= DOCUMENT EXTRACT =

______

= The Arkham Sampler =

American fantasy and horror fiction magazine

Cover of Winter 1949 issue of The Arkham Sampler

The Arkham Sampler was an American fantasy and horror fiction magazine first published in Winter 1948. The headquarters was in Sauk City, Wisconsin. The magazine, edited by August Derleth, was the first of two magazines published by Arkham House. It was published on a quarterly basis. The cover design was prepared by Ronald Clyne and was printed in alternating colors for the eight quarterly issues. Each issue had a print run of 1,200 copies with the exception of the Winter 1949 "All Science-Fiction Issue", of which 2,000 copies were printed. The Autumn 1949 issue was the last edition of the magazine.

______

= DATA =
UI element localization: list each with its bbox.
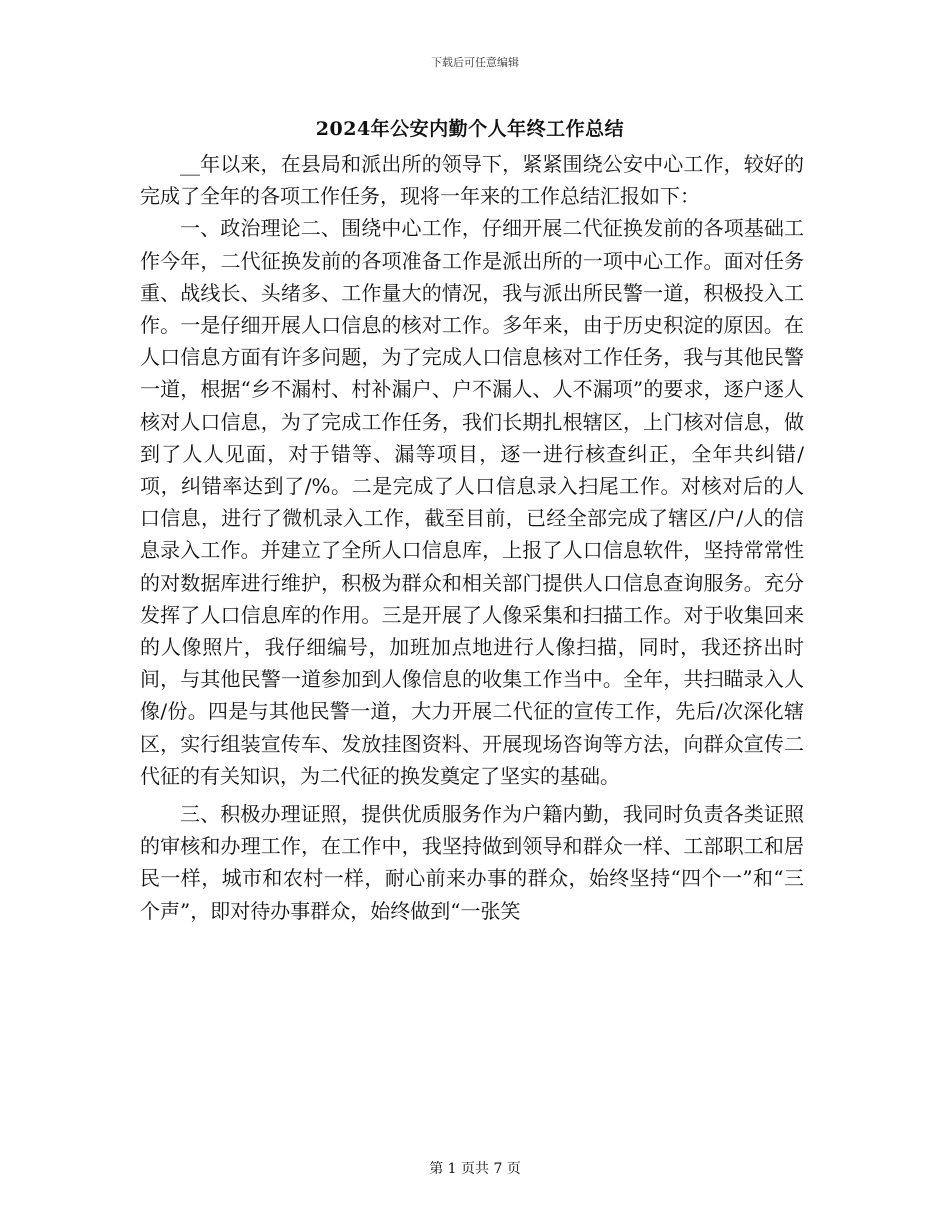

______

= TASK DESCRIPTION =
Continue the article about The Arkham Sampler, picking up after its final sentence. The material after the magazine article comes from a separate source.

= EXERCISE RESPONSE =
The Arkham Sampler published fiction, poetry, reviews, letters, articles and bibliographic data. The magazine published original works by H. P. Lovecraft, Robert Bloch, Ray Bradbury, Robert E. Howard, Theodore Sturgeon, A. E. van Vogt and others. Other writers featured in the magazine include Anthony Boucher, Everett F. Bleiler, Martin Gardner, Carl Jacobi, David H. Keller, Fritz Leiber, Frank Belknap Long, E. Hoffmann Price, Vincent Starrett, Jules Verne and H. Russell Wakefield.

==See also==
- Science fiction magazine
- Fantasy fiction magazine
- Horror fiction magazine

== Sources ==
- Jaffery, Sheldon (1989). "The Arkham House Companion"
- Chalker, Jack L. (1998). "The Science-Fantasy Publishers: A Bibliographic History, 1923-1998"
- Joshi, S.T. (1999). "Sixty Years of Arkham House: A History and Bibliography"
- Nielsen, Leon (2004). "Arkham House Books: A Collector's Guide"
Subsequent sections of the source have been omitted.